• Element data from apps and pages
──────

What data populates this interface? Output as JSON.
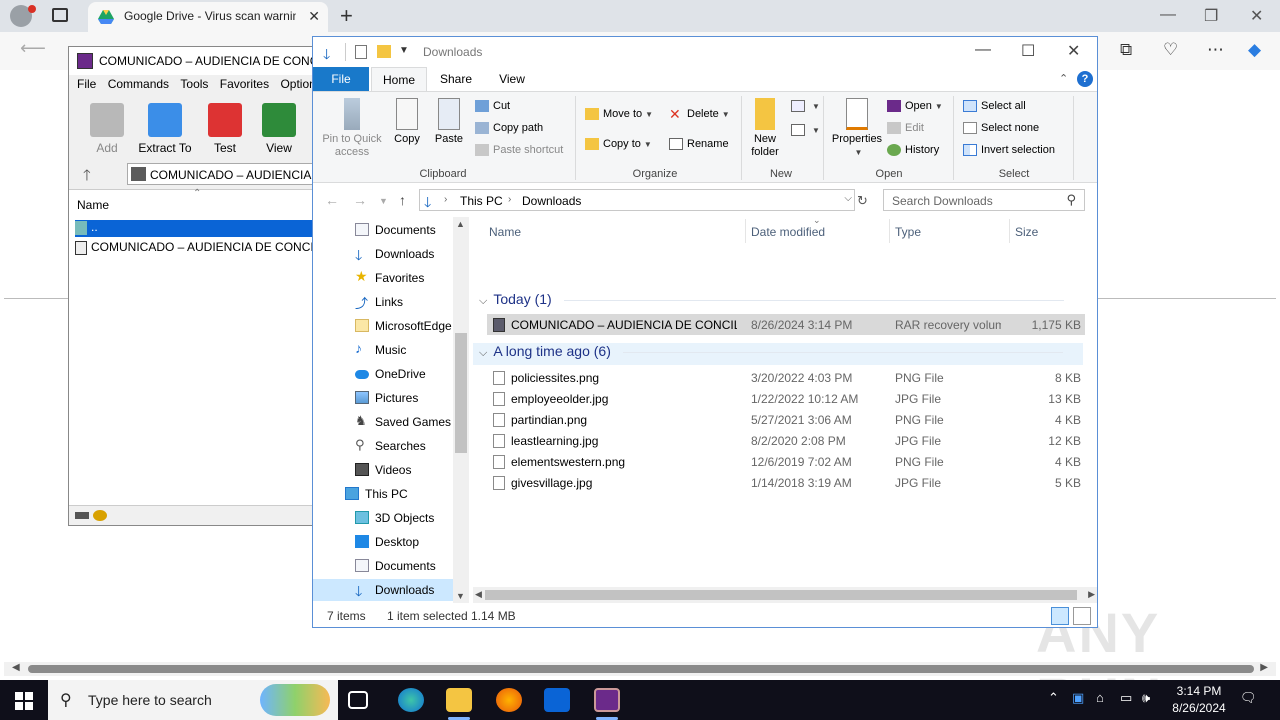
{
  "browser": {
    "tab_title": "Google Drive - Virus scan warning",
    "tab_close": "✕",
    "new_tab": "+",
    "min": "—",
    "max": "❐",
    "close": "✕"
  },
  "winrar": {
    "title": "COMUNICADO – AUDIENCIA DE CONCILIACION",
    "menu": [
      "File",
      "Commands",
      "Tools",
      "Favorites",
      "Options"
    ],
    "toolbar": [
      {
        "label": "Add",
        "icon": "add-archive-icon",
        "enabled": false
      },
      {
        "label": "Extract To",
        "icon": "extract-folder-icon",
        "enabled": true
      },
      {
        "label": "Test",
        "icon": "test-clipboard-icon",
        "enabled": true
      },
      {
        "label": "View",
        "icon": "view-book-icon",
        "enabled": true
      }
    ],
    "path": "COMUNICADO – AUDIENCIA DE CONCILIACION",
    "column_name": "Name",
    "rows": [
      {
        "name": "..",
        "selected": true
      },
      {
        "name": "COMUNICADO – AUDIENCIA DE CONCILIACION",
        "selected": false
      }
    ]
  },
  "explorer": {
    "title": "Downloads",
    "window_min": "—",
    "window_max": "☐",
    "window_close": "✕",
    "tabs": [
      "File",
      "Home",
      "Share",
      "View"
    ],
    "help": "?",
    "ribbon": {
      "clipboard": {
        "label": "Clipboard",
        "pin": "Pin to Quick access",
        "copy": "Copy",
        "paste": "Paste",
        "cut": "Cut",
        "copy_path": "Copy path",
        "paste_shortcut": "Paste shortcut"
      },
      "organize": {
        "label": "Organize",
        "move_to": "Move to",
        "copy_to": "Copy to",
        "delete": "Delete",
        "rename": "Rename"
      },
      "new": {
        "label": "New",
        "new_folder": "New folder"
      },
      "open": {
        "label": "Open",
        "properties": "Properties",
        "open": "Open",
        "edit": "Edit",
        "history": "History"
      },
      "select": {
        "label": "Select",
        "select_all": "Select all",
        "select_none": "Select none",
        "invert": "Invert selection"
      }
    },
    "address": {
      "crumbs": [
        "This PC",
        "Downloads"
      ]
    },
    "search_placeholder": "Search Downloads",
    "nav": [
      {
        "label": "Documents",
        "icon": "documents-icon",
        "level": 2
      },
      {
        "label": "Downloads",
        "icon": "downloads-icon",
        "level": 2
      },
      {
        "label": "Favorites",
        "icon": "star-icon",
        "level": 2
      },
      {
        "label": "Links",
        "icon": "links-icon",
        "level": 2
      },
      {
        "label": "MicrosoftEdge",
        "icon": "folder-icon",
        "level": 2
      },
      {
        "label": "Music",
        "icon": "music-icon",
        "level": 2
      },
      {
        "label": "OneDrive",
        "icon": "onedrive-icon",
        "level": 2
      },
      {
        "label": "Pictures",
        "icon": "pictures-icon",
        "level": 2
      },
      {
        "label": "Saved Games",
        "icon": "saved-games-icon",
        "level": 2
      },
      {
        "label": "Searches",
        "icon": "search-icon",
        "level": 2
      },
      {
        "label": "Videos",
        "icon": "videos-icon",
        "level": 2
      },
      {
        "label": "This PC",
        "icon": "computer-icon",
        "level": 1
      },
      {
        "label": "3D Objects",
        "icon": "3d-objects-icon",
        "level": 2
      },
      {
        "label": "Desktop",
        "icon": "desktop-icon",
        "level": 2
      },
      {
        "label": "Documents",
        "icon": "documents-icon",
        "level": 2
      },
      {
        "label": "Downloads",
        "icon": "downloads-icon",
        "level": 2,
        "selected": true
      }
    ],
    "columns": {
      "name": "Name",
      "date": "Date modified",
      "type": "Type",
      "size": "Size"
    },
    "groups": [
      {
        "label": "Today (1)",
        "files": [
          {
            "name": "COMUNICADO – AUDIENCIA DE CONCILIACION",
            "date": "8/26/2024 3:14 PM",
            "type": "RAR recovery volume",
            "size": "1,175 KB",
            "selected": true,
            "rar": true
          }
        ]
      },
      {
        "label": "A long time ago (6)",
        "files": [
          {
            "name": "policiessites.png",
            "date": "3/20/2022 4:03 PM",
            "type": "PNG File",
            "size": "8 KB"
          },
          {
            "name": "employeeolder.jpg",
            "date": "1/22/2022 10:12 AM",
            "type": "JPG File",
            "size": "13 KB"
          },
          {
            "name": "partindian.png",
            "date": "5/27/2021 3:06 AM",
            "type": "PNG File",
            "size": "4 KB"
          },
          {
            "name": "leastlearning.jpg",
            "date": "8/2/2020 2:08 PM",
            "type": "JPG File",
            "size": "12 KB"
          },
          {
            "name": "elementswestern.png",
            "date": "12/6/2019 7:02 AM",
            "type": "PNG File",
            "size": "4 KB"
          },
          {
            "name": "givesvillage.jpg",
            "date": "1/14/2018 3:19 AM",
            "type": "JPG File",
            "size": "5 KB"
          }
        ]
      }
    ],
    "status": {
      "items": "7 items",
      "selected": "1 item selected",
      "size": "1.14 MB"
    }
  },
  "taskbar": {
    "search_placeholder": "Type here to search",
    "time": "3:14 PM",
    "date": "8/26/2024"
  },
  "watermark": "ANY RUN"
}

──────

• Work instruction
Retype the data exactly; images stay out.

• Answer section
What data populates this interface? Output as JSON.
{
  "browser": {
    "tab_title": "Google Drive - Virus scan warning",
    "tab_close": "✕",
    "new_tab": "+",
    "min": "—",
    "max": "❐",
    "close": "✕"
  },
  "winrar": {
    "title": "COMUNICADO – AUDIENCIA DE CONCILIACION",
    "menu": [
      "File",
      "Commands",
      "Tools",
      "Favorites",
      "Options"
    ],
    "toolbar": [
      {
        "label": "Add",
        "icon": "add-archive-icon",
        "enabled": false
      },
      {
        "label": "Extract To",
        "icon": "extract-folder-icon",
        "enabled": true
      },
      {
        "label": "Test",
        "icon": "test-clipboard-icon",
        "enabled": true
      },
      {
        "label": "View",
        "icon": "view-book-icon",
        "enabled": true
      }
    ],
    "path": "COMUNICADO – AUDIENCIA DE CONCILIACION",
    "column_name": "Name",
    "rows": [
      {
        "name": "..",
        "selected": true
      },
      {
        "name": "COMUNICADO – AUDIENCIA DE CONCILIACION",
        "selected": false
      }
    ]
  },
  "explorer": {
    "title": "Downloads",
    "window_min": "—",
    "window_max": "☐",
    "window_close": "✕",
    "tabs": [
      "File",
      "Home",
      "Share",
      "View"
    ],
    "help": "?",
    "ribbon": {
      "clipboard": {
        "label": "Clipboard",
        "pin": "Pin to Quick access",
        "copy": "Copy",
        "paste": "Paste",
        "cut": "Cut",
        "copy_path": "Copy path",
        "paste_shortcut": "Paste shortcut"
      },
      "organize": {
        "label": "Organize",
        "move_to": "Move to",
        "copy_to": "Copy to",
        "delete": "Delete",
        "rename": "Rename"
      },
      "new": {
        "label": "New",
        "new_folder": "New folder"
      },
      "open": {
        "label": "Open",
        "properties": "Properties",
        "open": "Open",
        "edit": "Edit",
        "history": "History"
      },
      "select": {
        "label": "Select",
        "select_all": "Select all",
        "select_none": "Select none",
        "invert": "Invert selection"
      }
    },
    "address": {
      "crumbs": [
        "This PC",
        "Downloads"
      ]
    },
    "search_placeholder": "Search Downloads",
    "nav": [
      {
        "label": "Documents",
        "icon": "documents-icon",
        "level": 2
      },
      {
        "label": "Downloads",
        "icon": "downloads-icon",
        "level": 2
      },
      {
        "label": "Favorites",
        "icon": "star-icon",
        "level": 2
      },
      {
        "label": "Links",
        "icon": "links-icon",
        "level": 2
      },
      {
        "label": "MicrosoftEdge",
        "icon": "folder-icon",
        "level": 2
      },
      {
        "label": "Music",
        "icon": "music-icon",
        "level": 2
      },
      {
        "label": "OneDrive",
        "icon": "onedrive-icon",
        "level": 2
      },
      {
        "label": "Pictures",
        "icon": "pictures-icon",
        "level": 2
      },
      {
        "label": "Saved Games",
        "icon": "saved-games-icon",
        "level": 2
      },
      {
        "label": "Searches",
        "icon": "search-icon",
        "level": 2
      },
      {
        "label": "Videos",
        "icon": "videos-icon",
        "level": 2
      },
      {
        "label": "This PC",
        "icon": "computer-icon",
        "level": 1
      },
      {
        "label": "3D Objects",
        "icon": "3d-objects-icon",
        "level": 2
      },
      {
        "label": "Desktop",
        "icon": "desktop-icon",
        "level": 2
      },
      {
        "label": "Documents",
        "icon": "documents-icon",
        "level": 2
      },
      {
        "label": "Downloads",
        "icon": "downloads-icon",
        "level": 2,
        "selected": true
      }
    ],
    "columns": {
      "name": "Name",
      "date": "Date modified",
      "type": "Type",
      "size": "Size"
    },
    "groups": [
      {
        "label": "Today (1)",
        "files": [
          {
            "name": "COMUNICADO – AUDIENCIA DE CONCILIACION",
            "date": "8/26/2024 3:14 PM",
            "type": "RAR recovery volume",
            "size": "1,175 KB",
            "selected": true,
            "rar": true
          }
        ]
      },
      {
        "label": "A long time ago (6)",
        "files": [
          {
            "name": "policiessites.png",
            "date": "3/20/2022 4:03 PM",
            "type": "PNG File",
            "size": "8 KB"
          },
          {
            "name": "employeeolder.jpg",
            "date": "1/22/2022 10:12 AM",
            "type": "JPG File",
            "size": "13 KB"
          },
          {
            "name": "partindian.png",
            "date": "5/27/2021 3:06 AM",
            "type": "PNG File",
            "size": "4 KB"
          },
          {
            "name": "leastlearning.jpg",
            "date": "8/2/2020 2:08 PM",
            "type": "JPG File",
            "size": "12 KB"
          },
          {
            "name": "elementswestern.png",
            "date": "12/6/2019 7:02 AM",
            "type": "PNG File",
            "size": "4 KB"
          },
          {
            "name": "givesvillage.jpg",
            "date": "1/14/2018 3:19 AM",
            "type": "JPG File",
            "size": "5 KB"
          }
        ]
      }
    ],
    "status": {
      "items": "7 items",
      "selected": "1 item selected",
      "size": "1.14 MB"
    }
  },
  "taskbar": {
    "search_placeholder": "Type here to search",
    "time": "3:14 PM",
    "date": "8/26/2024"
  },
  "watermark": "ANY RUN"
}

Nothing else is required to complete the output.